Repeat the whole listing exactly as written.

## Begin PROVIDED ENTRIES

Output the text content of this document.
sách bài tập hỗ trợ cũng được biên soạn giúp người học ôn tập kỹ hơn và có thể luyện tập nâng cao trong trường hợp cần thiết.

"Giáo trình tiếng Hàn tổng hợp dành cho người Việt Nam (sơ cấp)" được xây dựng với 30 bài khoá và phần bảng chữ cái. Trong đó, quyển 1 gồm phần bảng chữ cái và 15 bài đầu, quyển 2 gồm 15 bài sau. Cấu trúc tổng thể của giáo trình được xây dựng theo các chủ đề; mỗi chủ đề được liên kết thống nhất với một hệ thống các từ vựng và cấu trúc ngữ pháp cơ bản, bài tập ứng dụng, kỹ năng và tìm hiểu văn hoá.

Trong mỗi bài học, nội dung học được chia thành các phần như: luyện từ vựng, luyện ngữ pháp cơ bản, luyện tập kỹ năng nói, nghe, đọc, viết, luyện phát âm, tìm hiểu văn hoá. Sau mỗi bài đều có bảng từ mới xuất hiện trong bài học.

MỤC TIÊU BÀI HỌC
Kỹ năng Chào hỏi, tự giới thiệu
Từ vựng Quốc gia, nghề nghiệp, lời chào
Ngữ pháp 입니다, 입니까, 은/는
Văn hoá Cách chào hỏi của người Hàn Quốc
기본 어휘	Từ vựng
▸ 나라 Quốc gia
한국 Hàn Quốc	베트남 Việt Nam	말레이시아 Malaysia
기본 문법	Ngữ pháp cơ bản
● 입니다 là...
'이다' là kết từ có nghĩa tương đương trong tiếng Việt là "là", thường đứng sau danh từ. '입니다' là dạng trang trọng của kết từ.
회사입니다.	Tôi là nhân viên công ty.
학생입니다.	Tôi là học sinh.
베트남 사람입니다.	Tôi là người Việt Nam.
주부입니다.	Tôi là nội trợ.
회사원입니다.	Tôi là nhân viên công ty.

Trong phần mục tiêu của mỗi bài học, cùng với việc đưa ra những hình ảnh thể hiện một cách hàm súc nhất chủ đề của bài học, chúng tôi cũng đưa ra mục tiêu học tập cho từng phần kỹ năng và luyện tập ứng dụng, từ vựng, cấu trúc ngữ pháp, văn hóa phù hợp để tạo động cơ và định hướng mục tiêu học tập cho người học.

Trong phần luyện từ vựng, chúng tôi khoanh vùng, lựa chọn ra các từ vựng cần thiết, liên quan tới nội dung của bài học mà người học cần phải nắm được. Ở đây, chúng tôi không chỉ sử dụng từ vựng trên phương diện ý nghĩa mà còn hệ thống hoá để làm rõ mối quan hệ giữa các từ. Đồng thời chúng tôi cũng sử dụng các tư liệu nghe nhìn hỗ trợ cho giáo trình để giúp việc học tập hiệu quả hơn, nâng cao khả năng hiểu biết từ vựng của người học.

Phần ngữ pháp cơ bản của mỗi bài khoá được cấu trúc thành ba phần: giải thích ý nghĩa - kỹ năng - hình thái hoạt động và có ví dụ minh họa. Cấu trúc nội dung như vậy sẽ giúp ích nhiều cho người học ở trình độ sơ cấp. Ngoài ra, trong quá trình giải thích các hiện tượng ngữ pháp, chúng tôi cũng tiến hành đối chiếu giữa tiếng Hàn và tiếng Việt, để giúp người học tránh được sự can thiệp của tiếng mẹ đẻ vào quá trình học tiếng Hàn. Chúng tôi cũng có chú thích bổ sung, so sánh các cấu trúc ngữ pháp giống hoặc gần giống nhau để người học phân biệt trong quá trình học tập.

## End PROVIDED ENTRIES

> **THE OUTPUT**
Output the text content of this document.
sách bài tập hỗ trợ cũng được biên soạn giúp người học ôn tập kỹ hơn và có thể luyện tập nâng cao trong trường hợp cần thiết.

"Giáo trình tiếng Hàn tổng hợp dành cho người Việt Nam (sơ cấp)" được xây dựng với 30 bài khoá và phần bảng chữ cái. Trong đó, quyển 1 gồm phần bảng chữ cái và 15 bài đầu, quyển 2 gồm 15 bài sau. Cấu trúc tổng thể của giáo trình được xây dựng theo các chủ đề; mỗi chủ đề được liên kết thống nhất với một hệ thống các từ vựng và cấu trúc ngữ pháp cơ bản, bài tập ứng dụng, kỹ năng và tìm hiểu văn hoá.

Trong mỗi bài học, nội dung học được chia thành các phần như: luyện từ vựng, luyện ngữ pháp cơ bản, luyện tập kỹ năng nói, nghe, đọc, viết, luyện phát âm, tìm hiểu văn hoá. Sau mỗi bài đều có bảng từ mới xuất hiện trong bài học.

MỤC TIÊU BÀI HỌC
Kỹ năng Chào hỏi, tự giới thiệu
Từ vựng Quốc gia, nghề nghiệp, lời chào
Ngữ pháp 입니다, 입니까, 은/는
Văn hoá Cách chào hỏi của người Hàn Quốc
기본 어휘	Từ vựng
▸ 나라 Quốc gia
한국 Hàn Quốc	베트남 Việt Nam	말레이시아 Malaysia
기본 문법	Ngữ pháp cơ bản
● 입니다 là...
'이다' là kết từ có nghĩa tương đương trong tiếng Việt là "là", thường đứng sau danh từ. '입니다' là dạng trang trọng của kết từ.
회사입니다.	Tôi là nhân viên công ty.
학생입니다.	Tôi là học sinh.
베트남 사람입니다.	Tôi là người Việt Nam.
주부입니다.	Tôi là nội trợ.
회사원입니다.	Tôi là nhân viên công ty.

Trong phần mục tiêu của mỗi bài học, cùng với việc đưa ra những hình ảnh thể hiện một cách hàm súc nhất chủ đề của bài học, chúng tôi cũng đưa ra mục tiêu học tập cho từng phần kỹ năng và luyện tập ứng dụng, từ vựng, cấu trúc ngữ pháp, văn hóa phù hợp để tạo động cơ và định hướng mục tiêu học tập cho người học.

Trong phần luyện từ vựng, chúng tôi khoanh vùng, lựa chọn ra các từ vựng cần thiết, liên quan tới nội dung của bài học mà người học cần phải nắm được. Ở đây, chúng tôi không chỉ sử dụng từ vựng trên phương diện ý nghĩa mà còn hệ thống hoá để làm rõ mối quan hệ giữa các từ. Đồng thời chúng tôi cũng sử dụng các tư liệu nghe nhìn hỗ trợ cho giáo trình để giúp việc học tập hiệu quả hơn, nâng cao khả năng hiểu biết từ vựng của người học.

Phần ngữ pháp cơ bản của mỗi bài khoá được cấu trúc thành ba phần: giải thích ý nghĩa - kỹ năng - hình thái hoạt động và có ví dụ minh họa. Cấu trúc nội dung như vậy sẽ giúp ích nhiều cho người học ở trình độ sơ cấp. Ngoài ra, trong quá trình giải thích các hiện tượng ngữ pháp, chúng tôi cũng tiến hành đối chiếu giữa tiếng Hàn và tiếng Việt, để giúp người học tránh được sự can thiệp của tiếng mẹ đẻ vào quá trình học tiếng Hàn. Chúng tôi cũng có chú thích bổ sung, so sánh các cấu trúc ngữ pháp giống hoặc gần giống nhau để người học phân biệt trong quá trình học tập.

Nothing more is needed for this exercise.